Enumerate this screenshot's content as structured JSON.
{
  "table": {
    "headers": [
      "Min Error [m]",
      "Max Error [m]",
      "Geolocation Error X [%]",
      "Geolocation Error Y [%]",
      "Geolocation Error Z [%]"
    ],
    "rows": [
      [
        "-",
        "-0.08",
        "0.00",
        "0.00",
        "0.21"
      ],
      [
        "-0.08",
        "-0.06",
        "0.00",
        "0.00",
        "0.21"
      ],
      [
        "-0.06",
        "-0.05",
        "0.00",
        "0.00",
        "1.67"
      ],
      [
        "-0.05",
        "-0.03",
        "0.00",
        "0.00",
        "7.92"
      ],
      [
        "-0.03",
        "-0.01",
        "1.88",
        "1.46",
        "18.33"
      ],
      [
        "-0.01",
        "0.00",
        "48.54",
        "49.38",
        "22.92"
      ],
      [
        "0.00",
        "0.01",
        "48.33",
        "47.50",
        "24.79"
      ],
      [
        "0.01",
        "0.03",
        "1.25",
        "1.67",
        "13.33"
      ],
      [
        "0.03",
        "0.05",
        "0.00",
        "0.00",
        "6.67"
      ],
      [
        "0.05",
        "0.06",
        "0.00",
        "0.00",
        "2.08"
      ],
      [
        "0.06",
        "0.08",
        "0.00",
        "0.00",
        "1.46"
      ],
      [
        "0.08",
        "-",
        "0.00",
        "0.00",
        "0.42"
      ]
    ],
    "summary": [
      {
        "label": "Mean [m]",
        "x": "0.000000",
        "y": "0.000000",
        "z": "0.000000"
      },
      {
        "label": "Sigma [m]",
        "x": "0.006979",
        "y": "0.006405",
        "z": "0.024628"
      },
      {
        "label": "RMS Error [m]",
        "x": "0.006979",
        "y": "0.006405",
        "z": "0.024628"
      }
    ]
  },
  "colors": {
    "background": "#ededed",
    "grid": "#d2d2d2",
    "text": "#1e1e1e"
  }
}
---+---
◆ Given exercise ◆
Copy out every line with the word "Error".

◆ Correct response ◆
      "Min Error [m]",
      "Max Error [m]",
      "Geolocation Error X [%]",
      "Geolocation Error Y [%]",
      "Geolocation Error Z [%]"
        "label": "RMS Error [m]",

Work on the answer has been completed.